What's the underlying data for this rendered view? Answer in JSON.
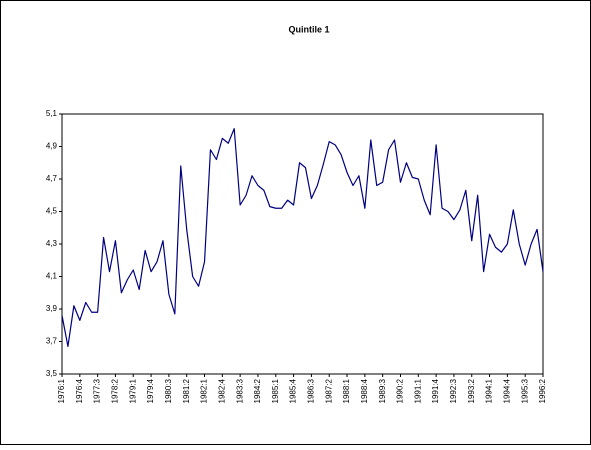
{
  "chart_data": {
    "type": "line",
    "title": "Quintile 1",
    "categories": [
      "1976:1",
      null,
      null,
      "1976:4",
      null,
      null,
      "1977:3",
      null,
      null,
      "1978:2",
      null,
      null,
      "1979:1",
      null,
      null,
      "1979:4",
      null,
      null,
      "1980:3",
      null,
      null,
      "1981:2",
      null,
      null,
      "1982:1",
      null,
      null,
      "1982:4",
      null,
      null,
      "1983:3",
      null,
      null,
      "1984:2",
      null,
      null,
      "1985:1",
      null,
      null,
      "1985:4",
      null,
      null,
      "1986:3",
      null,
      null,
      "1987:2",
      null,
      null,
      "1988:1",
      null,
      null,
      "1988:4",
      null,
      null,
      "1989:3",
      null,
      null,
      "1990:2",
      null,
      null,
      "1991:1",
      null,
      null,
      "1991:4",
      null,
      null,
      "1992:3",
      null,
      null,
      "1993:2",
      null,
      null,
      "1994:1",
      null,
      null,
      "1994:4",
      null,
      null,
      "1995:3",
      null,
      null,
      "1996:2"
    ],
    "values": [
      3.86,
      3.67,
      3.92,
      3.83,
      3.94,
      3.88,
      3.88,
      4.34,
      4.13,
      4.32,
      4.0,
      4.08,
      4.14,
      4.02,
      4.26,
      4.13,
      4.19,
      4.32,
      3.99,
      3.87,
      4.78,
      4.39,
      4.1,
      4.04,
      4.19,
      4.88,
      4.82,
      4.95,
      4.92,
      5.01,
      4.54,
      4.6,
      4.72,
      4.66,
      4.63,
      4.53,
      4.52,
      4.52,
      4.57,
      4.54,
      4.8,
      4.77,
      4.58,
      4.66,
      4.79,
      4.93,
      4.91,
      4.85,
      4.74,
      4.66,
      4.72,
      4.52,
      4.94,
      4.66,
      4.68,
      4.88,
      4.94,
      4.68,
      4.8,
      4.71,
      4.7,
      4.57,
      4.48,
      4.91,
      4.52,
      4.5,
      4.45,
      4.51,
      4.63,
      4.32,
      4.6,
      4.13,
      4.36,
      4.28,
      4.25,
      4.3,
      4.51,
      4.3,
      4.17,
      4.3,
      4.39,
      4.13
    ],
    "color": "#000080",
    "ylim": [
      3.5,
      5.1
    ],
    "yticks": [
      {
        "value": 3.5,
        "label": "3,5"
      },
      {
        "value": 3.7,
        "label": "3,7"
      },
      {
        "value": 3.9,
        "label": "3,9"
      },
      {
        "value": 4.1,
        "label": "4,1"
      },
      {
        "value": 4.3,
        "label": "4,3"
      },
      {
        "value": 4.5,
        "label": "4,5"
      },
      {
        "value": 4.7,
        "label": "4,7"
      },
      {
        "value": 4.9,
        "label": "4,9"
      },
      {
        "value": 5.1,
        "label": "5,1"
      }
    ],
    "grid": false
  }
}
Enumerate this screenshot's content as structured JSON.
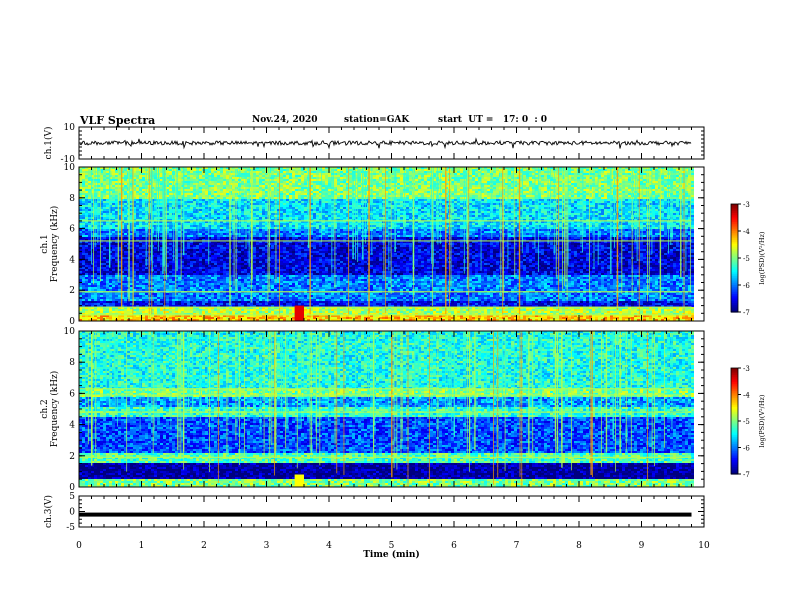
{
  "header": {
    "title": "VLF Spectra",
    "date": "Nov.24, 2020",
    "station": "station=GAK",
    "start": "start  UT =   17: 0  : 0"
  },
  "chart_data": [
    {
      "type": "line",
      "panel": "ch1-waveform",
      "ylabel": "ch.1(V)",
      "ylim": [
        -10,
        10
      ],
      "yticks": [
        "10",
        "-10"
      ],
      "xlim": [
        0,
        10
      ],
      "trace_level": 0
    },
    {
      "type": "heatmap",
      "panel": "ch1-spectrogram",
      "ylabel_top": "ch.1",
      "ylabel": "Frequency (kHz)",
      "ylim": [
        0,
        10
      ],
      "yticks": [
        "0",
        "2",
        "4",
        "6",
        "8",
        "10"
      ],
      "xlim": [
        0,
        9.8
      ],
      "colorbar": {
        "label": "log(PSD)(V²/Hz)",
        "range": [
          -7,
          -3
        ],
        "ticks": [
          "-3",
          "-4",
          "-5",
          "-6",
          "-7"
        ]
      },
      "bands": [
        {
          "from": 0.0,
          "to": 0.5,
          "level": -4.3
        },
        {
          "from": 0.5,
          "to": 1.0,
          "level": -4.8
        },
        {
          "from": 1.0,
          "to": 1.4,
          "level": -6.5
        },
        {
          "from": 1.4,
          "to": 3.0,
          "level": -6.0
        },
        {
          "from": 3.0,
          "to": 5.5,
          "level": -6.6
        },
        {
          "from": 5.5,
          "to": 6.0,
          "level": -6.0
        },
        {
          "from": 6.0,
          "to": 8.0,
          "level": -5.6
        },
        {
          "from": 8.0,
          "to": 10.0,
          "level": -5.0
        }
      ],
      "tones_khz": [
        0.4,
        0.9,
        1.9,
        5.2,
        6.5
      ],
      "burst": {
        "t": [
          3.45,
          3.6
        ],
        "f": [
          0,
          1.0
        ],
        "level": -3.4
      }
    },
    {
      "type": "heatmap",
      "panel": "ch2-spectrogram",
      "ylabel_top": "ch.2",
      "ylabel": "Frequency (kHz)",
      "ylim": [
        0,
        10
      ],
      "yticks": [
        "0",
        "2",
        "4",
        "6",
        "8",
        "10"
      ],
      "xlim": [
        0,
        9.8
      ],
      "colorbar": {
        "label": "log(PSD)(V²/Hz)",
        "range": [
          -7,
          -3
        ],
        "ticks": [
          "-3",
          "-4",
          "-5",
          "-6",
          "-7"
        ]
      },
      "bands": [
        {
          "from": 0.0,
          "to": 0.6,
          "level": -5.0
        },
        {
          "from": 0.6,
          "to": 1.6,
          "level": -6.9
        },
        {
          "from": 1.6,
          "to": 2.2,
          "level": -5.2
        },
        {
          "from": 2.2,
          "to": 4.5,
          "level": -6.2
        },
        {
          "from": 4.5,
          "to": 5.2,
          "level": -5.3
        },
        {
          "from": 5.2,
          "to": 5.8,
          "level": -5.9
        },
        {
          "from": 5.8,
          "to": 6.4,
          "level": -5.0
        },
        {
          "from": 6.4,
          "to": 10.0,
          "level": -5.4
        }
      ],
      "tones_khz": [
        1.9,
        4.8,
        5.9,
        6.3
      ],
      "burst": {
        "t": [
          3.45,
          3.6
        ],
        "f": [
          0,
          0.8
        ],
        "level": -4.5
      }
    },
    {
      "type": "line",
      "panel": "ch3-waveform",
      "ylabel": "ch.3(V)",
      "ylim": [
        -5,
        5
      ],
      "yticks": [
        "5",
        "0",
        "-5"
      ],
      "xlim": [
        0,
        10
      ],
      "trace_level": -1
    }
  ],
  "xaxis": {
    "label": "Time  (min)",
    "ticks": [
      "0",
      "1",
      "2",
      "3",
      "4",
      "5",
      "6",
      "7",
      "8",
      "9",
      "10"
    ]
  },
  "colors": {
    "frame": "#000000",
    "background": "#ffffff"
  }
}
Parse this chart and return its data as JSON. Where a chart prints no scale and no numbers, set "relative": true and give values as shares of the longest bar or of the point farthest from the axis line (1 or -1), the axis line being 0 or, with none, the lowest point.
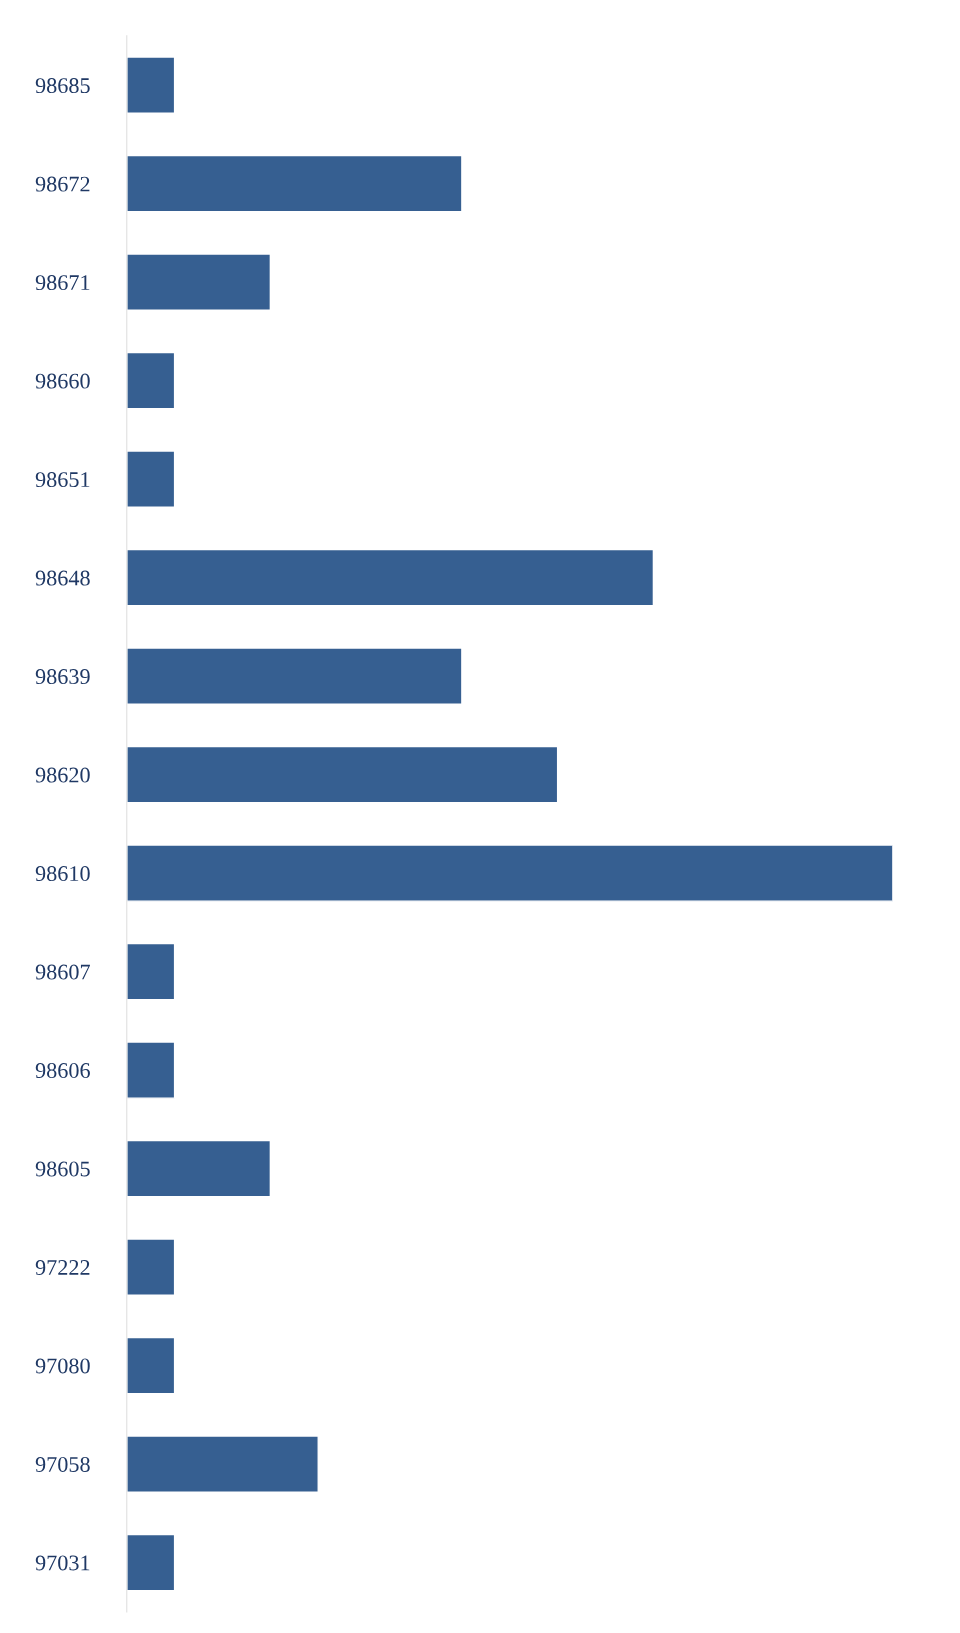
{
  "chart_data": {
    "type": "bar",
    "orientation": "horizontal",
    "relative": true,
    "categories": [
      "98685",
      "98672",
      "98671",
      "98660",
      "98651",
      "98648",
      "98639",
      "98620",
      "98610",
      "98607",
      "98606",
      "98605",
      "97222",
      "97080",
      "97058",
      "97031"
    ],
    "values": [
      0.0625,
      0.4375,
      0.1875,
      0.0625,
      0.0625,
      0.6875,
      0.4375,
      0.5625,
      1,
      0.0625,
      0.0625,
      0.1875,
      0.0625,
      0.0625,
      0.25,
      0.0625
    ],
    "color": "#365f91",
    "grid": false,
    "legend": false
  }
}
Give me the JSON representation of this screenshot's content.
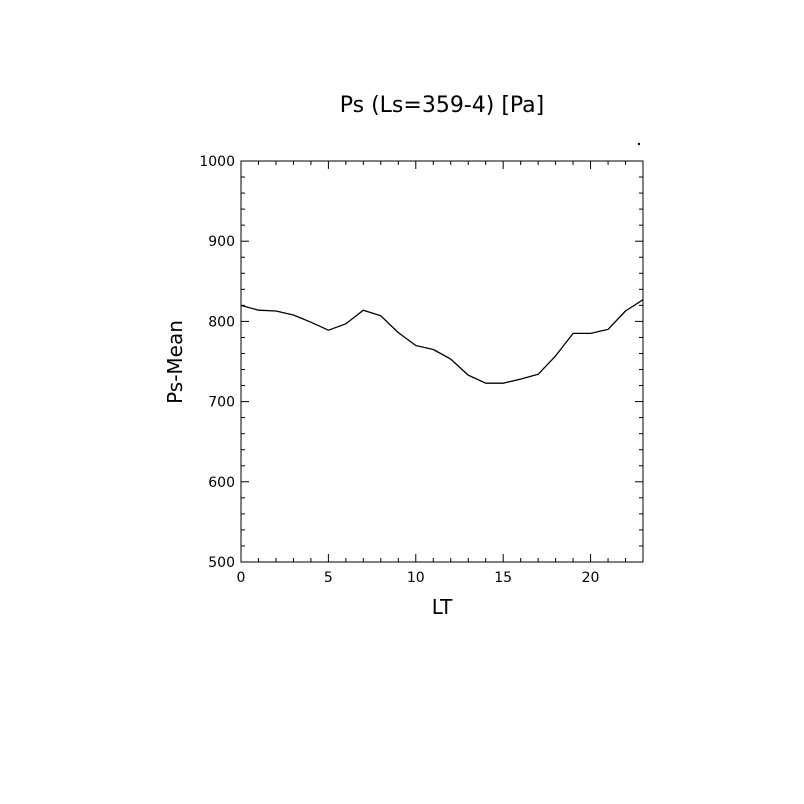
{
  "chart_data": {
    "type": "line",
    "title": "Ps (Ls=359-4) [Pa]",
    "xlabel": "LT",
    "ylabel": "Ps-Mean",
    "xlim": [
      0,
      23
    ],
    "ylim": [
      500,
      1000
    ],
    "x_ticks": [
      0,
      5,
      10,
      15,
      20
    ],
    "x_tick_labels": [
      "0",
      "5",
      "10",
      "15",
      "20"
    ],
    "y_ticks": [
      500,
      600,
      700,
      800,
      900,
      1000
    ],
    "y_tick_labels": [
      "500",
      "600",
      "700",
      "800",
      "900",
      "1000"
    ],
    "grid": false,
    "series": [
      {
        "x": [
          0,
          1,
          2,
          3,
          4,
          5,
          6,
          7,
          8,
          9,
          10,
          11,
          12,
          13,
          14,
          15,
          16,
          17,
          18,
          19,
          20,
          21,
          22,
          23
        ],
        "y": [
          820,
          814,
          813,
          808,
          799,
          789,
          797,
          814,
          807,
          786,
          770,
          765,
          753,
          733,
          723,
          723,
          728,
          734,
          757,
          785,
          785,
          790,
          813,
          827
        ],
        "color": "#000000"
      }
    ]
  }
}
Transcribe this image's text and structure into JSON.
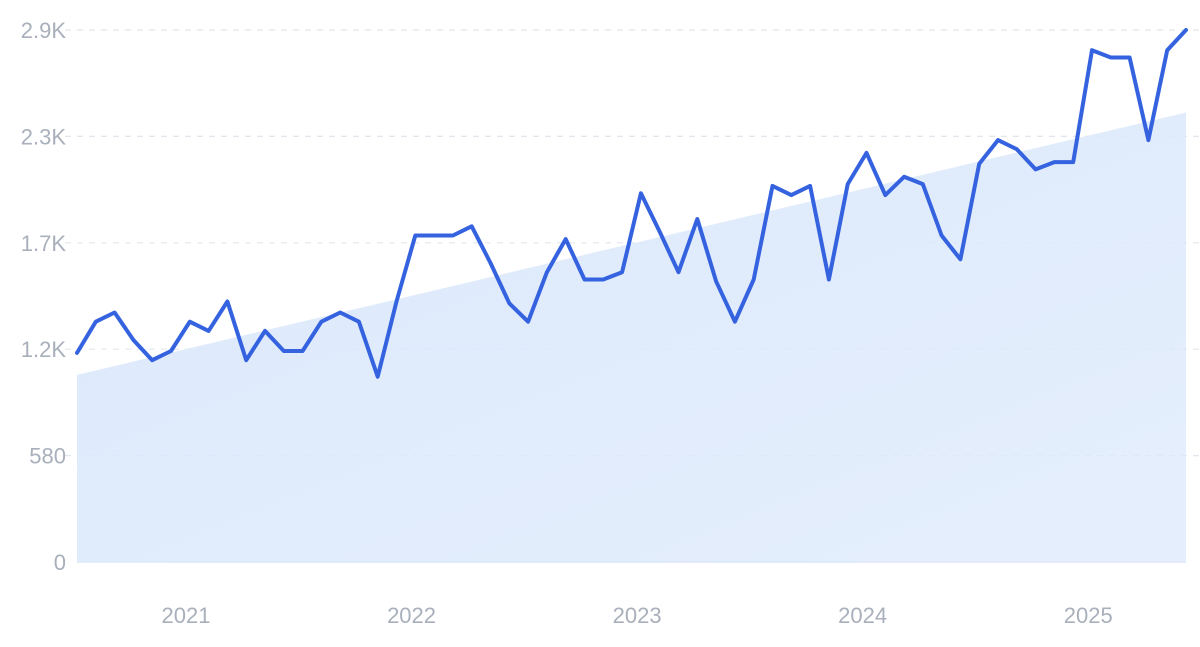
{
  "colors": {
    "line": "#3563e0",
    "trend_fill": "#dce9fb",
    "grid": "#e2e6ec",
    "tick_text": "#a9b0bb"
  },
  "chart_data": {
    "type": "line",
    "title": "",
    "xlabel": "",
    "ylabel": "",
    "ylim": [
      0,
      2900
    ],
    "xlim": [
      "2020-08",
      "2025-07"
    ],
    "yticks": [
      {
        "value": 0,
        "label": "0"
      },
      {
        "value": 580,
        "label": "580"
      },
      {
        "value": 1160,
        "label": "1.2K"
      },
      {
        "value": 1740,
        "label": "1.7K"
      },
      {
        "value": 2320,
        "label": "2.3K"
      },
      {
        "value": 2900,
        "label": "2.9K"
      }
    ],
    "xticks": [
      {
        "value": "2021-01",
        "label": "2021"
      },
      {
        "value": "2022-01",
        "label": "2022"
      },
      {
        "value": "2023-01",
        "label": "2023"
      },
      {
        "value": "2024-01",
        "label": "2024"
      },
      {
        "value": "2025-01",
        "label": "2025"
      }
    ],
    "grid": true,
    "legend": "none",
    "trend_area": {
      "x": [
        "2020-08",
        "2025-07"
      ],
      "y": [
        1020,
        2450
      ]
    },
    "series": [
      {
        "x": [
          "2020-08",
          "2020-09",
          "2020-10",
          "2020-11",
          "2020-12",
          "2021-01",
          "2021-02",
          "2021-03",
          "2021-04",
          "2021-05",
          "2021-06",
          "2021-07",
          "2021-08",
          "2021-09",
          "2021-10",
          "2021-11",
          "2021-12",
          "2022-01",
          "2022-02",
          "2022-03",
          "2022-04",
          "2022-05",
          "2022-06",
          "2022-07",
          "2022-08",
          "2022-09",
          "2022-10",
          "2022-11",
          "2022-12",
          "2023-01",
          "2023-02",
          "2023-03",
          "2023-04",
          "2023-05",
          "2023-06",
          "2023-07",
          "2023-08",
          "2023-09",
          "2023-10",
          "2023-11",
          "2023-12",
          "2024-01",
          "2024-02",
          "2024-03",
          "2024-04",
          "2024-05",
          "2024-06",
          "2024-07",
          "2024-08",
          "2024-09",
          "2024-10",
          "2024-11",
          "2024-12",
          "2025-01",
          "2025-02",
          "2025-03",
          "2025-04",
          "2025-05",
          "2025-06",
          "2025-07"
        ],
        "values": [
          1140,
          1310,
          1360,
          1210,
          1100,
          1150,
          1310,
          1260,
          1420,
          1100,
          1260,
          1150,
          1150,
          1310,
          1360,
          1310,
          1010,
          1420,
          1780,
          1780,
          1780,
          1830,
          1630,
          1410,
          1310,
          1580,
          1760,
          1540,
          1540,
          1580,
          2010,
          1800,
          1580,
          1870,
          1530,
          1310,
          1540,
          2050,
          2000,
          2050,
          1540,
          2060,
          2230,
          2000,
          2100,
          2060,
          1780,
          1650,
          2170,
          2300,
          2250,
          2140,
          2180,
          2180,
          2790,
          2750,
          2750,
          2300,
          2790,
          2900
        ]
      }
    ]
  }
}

• **Required task**: Give only the number of lines in the data that hold the string "grid".

• **Correct answer**: 5